Task prompt ::
Locate the string "connected" throughout the material and copy every line in which it occurs.

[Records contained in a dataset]
-------

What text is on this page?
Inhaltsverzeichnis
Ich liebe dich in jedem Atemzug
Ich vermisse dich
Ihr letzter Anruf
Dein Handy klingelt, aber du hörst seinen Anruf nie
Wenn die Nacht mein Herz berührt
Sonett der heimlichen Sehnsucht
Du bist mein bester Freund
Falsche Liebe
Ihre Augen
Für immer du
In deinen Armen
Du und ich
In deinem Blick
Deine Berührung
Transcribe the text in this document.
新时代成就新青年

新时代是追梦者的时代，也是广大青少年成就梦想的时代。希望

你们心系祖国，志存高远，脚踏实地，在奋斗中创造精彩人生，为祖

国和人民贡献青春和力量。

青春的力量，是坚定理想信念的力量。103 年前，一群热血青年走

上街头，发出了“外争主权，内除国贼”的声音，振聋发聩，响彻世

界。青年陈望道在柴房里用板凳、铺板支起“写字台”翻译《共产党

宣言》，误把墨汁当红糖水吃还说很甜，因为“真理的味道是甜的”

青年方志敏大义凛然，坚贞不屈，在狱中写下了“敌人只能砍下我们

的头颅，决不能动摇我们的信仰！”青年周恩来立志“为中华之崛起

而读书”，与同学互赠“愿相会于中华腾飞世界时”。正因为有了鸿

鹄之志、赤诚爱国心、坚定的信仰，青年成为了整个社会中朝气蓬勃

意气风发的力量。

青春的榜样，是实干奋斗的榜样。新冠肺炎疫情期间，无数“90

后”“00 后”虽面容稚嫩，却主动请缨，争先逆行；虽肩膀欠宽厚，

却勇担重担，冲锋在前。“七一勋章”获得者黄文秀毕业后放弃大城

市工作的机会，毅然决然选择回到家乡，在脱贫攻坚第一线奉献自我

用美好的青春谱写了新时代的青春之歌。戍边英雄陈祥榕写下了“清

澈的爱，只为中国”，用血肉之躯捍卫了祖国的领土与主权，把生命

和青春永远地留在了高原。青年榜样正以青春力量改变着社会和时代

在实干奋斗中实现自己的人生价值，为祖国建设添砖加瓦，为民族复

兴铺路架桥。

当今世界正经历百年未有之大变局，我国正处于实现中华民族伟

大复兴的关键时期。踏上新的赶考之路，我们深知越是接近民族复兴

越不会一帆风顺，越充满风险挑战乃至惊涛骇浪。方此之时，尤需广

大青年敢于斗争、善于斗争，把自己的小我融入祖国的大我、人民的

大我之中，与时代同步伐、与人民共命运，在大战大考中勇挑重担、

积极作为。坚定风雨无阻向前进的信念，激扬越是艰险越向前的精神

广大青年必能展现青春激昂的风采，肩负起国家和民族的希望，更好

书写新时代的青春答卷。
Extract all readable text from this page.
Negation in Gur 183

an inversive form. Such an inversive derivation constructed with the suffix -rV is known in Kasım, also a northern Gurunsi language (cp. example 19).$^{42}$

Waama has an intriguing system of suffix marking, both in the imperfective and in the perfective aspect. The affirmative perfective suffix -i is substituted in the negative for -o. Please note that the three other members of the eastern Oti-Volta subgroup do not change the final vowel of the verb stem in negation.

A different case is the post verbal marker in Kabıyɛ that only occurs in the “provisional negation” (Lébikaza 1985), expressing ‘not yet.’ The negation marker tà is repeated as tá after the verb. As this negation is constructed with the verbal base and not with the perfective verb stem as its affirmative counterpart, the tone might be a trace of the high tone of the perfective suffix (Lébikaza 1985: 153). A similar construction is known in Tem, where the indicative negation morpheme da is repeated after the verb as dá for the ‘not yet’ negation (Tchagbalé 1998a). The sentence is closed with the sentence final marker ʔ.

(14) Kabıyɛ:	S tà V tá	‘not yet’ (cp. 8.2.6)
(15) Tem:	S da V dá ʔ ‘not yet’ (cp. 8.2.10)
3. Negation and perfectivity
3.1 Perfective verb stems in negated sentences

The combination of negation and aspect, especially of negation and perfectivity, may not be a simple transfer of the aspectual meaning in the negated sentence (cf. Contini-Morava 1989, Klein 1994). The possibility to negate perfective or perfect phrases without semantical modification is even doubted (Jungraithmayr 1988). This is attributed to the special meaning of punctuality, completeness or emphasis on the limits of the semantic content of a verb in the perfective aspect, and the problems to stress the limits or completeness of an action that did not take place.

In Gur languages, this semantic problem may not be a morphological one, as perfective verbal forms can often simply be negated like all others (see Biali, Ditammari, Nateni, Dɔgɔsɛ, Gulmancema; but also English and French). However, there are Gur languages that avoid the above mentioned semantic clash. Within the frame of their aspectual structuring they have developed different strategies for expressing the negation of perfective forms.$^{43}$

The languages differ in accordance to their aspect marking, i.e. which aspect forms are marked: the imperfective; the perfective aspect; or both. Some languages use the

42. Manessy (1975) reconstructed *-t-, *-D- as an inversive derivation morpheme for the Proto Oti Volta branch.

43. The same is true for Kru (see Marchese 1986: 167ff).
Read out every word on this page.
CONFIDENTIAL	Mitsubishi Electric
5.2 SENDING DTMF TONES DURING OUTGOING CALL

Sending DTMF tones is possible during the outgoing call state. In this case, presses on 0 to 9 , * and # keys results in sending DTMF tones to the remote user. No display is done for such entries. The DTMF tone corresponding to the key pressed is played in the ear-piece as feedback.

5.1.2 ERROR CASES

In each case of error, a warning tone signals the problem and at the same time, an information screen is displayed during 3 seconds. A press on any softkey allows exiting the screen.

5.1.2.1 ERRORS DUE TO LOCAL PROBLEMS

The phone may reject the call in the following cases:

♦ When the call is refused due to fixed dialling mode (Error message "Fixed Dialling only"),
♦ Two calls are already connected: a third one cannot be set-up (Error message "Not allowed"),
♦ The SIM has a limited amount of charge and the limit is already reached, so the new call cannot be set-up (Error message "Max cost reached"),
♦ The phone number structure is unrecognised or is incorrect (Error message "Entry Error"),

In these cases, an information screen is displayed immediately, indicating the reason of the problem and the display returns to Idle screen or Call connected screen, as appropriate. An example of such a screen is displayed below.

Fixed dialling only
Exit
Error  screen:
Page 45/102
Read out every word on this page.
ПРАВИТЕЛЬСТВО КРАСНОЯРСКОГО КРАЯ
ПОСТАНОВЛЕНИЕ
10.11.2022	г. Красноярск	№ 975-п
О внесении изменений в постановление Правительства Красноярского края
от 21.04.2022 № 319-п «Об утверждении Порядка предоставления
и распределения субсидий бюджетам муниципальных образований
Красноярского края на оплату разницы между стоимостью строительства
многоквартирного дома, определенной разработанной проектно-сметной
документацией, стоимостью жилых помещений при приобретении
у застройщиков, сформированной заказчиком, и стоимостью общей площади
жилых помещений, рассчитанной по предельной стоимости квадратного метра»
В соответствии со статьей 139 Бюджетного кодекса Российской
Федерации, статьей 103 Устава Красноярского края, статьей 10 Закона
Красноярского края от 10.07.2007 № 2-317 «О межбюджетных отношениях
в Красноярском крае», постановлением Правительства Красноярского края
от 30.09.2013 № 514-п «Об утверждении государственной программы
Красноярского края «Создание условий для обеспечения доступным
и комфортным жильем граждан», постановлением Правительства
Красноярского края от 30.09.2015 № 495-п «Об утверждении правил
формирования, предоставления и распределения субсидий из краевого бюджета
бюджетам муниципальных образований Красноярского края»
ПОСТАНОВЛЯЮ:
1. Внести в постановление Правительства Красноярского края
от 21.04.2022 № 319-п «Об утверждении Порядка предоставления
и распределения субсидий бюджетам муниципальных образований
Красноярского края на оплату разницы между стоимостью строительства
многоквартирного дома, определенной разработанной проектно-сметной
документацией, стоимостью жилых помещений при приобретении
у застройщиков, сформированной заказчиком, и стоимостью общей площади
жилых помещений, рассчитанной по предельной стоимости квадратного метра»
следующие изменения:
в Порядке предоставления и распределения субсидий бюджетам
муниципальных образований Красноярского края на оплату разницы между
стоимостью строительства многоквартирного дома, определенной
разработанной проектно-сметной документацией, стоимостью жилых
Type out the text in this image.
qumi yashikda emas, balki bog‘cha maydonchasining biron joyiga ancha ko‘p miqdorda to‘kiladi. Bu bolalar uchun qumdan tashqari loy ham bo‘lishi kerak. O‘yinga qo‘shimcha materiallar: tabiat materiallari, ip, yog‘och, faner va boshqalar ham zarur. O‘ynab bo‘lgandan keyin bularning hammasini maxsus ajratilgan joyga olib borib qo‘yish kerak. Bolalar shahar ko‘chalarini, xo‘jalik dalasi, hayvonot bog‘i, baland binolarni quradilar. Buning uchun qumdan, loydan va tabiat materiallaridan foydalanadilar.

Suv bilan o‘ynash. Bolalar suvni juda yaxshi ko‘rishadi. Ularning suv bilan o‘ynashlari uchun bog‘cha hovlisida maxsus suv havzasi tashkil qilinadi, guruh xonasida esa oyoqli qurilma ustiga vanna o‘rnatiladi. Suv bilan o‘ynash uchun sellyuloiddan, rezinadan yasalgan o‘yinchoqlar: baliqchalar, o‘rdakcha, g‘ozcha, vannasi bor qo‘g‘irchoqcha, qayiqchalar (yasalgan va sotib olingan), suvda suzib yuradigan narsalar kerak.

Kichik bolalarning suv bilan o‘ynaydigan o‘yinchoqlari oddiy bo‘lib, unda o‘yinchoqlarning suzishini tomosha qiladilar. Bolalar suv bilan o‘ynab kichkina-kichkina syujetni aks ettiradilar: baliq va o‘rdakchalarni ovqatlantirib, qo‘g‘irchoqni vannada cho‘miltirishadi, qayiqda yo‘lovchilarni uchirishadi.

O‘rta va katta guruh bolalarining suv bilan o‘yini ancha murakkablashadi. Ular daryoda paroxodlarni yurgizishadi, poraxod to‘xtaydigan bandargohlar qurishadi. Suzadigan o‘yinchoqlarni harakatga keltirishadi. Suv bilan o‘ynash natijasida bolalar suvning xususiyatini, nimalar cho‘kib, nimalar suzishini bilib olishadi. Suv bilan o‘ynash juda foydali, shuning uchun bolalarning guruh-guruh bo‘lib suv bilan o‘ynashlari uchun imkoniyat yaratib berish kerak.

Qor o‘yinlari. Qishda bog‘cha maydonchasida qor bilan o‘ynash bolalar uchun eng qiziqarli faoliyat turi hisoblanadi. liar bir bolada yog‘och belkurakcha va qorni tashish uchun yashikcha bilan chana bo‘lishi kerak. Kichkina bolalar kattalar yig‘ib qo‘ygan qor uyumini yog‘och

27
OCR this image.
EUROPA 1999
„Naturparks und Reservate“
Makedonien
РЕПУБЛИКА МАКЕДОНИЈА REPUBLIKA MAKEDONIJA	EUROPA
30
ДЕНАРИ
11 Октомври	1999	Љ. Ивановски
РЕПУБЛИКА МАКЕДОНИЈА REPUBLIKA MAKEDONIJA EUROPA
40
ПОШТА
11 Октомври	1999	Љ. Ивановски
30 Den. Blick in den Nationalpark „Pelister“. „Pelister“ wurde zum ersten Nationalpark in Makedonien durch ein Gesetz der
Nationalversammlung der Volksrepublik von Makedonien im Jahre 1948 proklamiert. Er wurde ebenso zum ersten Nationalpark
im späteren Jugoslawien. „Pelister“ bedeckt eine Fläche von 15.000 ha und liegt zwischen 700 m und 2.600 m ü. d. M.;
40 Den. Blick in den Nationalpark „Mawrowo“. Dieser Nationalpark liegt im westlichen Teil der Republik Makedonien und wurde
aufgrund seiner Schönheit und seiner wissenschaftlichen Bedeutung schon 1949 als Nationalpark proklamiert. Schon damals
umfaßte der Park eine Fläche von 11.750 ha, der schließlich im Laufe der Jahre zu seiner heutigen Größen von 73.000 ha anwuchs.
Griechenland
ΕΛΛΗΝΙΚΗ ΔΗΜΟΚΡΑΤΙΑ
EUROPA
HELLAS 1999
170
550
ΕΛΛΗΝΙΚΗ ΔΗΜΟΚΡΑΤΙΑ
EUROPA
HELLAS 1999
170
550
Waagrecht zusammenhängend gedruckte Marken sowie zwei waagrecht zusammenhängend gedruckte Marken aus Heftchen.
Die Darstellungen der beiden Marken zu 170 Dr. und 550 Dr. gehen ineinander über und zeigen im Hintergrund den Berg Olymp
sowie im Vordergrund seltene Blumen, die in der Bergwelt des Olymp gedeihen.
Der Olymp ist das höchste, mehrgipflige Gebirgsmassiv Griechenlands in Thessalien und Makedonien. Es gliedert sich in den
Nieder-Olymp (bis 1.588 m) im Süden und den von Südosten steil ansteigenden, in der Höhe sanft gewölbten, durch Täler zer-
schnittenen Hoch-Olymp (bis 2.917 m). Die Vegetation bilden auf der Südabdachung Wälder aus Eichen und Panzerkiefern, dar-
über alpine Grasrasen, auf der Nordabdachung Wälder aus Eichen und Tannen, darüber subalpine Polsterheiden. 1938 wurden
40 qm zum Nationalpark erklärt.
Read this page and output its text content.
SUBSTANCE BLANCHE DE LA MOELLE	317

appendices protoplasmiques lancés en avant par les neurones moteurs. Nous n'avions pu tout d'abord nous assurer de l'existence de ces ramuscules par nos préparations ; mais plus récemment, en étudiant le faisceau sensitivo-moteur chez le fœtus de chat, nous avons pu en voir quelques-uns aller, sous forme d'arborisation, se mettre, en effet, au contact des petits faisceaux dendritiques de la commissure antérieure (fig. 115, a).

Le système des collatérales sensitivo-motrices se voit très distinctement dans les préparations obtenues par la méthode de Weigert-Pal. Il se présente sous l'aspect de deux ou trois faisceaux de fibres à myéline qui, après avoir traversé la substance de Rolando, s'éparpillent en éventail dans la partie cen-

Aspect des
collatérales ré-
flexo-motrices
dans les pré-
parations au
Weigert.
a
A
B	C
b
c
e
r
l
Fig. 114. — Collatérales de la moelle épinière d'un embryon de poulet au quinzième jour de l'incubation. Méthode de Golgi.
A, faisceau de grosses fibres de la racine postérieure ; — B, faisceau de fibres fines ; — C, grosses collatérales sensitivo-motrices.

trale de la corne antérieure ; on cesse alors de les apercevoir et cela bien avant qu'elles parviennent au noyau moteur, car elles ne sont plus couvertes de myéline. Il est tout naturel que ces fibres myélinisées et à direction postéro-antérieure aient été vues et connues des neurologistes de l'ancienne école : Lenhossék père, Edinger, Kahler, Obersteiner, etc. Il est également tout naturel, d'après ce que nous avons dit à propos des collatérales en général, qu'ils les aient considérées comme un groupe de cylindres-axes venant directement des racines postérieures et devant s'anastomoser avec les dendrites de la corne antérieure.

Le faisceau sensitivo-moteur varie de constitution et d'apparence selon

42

-------

Exercise answer ::
♦ Two calls are already connected: a third one cannot be set-up (Error message "Not allowed"),
In these cases, an information screen is displayed immediately, indicating the reason of the problem and the display returns to Idle screen or Call connected screen, as appropriate. An example of such a screen is displayed below.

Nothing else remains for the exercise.